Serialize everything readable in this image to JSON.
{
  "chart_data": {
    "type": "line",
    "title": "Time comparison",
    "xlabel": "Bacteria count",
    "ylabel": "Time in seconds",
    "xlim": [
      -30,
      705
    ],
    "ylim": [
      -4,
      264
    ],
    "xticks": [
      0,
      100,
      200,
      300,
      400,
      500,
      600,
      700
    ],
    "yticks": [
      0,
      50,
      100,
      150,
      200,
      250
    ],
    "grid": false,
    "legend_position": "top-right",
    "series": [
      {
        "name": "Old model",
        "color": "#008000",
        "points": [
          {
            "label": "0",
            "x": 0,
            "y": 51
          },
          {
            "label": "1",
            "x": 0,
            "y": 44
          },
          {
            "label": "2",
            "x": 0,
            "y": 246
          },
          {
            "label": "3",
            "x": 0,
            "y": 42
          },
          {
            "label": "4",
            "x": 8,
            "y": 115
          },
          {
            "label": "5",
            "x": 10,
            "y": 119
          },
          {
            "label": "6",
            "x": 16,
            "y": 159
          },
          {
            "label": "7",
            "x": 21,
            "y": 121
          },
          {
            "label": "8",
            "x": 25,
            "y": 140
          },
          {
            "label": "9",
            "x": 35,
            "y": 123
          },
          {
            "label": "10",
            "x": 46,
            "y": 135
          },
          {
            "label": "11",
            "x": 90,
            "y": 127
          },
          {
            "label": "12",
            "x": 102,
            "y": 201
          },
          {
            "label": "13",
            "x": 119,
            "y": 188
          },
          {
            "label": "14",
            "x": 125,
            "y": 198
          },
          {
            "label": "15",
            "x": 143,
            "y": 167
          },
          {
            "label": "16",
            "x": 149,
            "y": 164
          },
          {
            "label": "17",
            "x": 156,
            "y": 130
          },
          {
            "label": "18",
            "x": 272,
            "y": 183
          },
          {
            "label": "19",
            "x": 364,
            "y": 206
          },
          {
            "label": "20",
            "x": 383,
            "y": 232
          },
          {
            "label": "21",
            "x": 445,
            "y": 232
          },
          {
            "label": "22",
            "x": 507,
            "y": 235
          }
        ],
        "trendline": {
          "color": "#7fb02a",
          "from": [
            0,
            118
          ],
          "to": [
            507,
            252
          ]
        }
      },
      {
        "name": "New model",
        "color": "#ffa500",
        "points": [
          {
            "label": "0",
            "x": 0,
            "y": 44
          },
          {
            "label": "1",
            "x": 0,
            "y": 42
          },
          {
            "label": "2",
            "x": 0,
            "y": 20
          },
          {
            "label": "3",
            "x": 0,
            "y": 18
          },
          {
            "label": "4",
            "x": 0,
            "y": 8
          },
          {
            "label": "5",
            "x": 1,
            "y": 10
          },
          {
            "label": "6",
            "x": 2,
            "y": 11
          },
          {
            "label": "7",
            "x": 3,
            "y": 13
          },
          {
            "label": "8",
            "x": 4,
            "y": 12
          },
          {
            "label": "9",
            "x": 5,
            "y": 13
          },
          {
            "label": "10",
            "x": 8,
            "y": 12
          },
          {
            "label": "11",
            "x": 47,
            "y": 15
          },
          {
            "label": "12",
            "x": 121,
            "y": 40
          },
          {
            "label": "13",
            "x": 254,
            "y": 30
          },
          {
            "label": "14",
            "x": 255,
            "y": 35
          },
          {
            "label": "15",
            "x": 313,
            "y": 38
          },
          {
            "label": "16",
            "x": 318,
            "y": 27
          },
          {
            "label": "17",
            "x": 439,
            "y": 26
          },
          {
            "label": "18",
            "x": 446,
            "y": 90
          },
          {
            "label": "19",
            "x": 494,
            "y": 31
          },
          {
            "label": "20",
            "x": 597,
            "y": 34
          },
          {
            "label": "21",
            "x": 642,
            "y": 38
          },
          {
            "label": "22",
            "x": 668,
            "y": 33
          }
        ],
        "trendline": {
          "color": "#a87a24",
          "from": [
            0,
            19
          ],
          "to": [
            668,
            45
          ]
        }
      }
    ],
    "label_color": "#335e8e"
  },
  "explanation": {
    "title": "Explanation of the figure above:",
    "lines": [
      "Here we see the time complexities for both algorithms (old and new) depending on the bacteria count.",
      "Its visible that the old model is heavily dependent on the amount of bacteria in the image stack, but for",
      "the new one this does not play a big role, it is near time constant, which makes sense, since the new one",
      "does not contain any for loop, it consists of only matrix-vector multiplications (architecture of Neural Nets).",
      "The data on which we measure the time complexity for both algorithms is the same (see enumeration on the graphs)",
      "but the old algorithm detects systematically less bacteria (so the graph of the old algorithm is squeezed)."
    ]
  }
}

○ ○ ○

**WORK ITEM**. The answer must consist of every line from the data that holds the string "both".

**TASK RESULT**.
      "Here we see the time complexities for both algorithms (old and new) depending on the bacteria count.",
      "The data on which we measure the time complexity for both algorithms is the same (see enumeration on the graphs)",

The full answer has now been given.